Provided records:
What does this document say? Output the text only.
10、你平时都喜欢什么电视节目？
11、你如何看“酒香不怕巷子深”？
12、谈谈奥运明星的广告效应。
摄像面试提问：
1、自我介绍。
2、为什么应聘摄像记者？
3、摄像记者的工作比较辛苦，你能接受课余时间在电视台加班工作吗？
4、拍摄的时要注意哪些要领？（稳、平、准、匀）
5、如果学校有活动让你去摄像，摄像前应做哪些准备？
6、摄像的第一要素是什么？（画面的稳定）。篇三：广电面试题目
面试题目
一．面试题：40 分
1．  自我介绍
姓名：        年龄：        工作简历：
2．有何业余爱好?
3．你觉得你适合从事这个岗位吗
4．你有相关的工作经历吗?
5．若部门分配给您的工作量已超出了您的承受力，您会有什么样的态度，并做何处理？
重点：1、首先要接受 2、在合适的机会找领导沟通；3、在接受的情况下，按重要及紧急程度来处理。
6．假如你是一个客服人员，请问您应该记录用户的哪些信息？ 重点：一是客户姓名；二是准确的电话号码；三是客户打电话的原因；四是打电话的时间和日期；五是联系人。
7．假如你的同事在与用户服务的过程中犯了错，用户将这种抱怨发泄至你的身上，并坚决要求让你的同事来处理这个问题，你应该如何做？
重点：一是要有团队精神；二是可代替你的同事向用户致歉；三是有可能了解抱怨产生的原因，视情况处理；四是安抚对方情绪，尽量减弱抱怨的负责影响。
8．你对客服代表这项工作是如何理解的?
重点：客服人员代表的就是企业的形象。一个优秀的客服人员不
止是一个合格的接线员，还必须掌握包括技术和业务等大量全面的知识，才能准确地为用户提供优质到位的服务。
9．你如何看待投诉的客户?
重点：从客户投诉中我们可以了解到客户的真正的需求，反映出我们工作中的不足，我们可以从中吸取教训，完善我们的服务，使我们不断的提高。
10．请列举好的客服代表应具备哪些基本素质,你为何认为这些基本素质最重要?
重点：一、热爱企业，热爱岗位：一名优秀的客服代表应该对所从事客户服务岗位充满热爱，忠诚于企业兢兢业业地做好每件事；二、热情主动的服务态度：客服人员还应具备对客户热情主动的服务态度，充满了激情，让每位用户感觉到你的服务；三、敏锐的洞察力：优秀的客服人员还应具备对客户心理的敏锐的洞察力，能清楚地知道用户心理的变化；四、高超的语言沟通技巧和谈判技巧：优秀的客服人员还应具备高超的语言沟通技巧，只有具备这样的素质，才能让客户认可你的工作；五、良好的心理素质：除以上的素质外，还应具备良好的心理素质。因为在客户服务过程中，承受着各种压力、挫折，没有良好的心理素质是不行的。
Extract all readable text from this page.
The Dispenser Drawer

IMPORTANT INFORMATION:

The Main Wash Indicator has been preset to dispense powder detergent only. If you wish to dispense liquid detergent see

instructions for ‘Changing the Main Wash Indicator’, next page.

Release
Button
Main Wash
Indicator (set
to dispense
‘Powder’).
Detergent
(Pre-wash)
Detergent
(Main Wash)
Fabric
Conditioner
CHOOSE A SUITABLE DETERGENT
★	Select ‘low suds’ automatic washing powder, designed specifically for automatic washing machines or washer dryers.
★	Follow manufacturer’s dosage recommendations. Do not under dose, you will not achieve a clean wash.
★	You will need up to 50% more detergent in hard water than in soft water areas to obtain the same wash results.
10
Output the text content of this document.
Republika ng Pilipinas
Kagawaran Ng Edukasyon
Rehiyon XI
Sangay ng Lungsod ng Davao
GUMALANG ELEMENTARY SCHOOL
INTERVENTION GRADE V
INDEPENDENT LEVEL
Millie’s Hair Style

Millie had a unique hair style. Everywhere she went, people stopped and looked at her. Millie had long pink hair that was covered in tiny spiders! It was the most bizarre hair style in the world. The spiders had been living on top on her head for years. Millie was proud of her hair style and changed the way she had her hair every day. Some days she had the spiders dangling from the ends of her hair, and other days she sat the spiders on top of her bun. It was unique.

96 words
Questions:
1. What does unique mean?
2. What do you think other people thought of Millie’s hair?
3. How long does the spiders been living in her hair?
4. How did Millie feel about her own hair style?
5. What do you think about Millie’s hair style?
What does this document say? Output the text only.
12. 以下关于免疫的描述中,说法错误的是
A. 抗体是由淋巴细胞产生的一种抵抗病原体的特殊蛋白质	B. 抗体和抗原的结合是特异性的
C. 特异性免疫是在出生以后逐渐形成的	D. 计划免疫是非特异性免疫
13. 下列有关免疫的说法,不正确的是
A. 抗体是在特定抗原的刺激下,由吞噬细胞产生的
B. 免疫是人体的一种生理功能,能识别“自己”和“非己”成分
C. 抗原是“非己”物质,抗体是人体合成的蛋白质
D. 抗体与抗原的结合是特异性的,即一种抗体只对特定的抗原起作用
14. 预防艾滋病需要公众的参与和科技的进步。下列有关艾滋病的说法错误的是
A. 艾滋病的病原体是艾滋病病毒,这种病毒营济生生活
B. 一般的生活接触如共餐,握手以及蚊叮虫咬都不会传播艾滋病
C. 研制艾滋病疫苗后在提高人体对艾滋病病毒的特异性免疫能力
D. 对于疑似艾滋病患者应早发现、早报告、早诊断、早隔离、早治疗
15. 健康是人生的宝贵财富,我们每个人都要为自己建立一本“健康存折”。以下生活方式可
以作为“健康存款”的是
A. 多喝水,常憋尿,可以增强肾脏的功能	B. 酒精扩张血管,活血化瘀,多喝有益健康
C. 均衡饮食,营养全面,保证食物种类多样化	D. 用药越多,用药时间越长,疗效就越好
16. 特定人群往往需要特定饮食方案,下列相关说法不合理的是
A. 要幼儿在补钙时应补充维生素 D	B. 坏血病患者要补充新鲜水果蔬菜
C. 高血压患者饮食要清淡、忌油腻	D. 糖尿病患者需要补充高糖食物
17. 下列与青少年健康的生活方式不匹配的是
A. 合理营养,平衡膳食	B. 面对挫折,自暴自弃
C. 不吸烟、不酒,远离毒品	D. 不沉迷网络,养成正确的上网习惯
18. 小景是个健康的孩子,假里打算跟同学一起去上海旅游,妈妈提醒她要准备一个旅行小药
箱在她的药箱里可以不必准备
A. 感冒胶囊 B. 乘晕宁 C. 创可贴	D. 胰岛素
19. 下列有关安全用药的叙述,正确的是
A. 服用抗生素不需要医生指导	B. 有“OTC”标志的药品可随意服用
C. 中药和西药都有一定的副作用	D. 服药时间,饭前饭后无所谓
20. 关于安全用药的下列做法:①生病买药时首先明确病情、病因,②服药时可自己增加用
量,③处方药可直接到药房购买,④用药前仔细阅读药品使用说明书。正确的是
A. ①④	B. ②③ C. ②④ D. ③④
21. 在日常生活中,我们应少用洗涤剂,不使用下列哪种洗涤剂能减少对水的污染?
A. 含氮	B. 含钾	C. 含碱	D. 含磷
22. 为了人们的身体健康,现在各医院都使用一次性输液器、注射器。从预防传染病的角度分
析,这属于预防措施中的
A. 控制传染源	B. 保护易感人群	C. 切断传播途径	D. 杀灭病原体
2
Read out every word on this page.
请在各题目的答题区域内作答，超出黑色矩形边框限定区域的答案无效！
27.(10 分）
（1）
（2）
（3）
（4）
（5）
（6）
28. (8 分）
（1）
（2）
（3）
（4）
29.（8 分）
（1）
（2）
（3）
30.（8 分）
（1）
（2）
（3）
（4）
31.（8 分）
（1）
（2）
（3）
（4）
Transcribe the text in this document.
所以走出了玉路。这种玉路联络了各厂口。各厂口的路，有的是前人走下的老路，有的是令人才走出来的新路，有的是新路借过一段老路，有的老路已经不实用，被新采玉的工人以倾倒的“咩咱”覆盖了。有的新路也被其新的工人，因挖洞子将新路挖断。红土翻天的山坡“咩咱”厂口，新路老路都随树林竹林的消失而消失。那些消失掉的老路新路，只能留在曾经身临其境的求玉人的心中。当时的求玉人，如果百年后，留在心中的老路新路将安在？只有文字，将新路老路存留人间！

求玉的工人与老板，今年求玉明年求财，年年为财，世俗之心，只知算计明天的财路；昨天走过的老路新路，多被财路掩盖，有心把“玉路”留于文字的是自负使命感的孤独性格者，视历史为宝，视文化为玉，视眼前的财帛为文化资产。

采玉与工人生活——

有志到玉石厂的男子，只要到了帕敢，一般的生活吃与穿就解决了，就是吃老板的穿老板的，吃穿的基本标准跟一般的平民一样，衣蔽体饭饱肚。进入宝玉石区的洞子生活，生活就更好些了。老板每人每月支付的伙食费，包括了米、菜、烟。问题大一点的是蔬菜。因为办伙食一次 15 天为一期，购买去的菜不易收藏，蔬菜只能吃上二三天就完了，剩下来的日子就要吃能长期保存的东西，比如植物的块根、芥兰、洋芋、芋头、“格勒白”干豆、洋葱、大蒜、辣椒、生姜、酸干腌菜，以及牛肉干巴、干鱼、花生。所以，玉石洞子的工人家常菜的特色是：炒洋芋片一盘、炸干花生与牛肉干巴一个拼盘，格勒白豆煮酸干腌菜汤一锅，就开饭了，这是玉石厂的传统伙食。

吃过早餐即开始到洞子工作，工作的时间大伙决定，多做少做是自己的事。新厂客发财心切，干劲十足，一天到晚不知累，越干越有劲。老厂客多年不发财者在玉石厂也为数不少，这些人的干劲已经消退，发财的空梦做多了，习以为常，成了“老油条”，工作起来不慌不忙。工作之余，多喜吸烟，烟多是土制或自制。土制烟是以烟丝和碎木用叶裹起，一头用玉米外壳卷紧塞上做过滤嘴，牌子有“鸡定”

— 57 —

Problem to work on: Work through the records line by line and tally those with the word "other". Report only the total.

Answer to the exercise: 2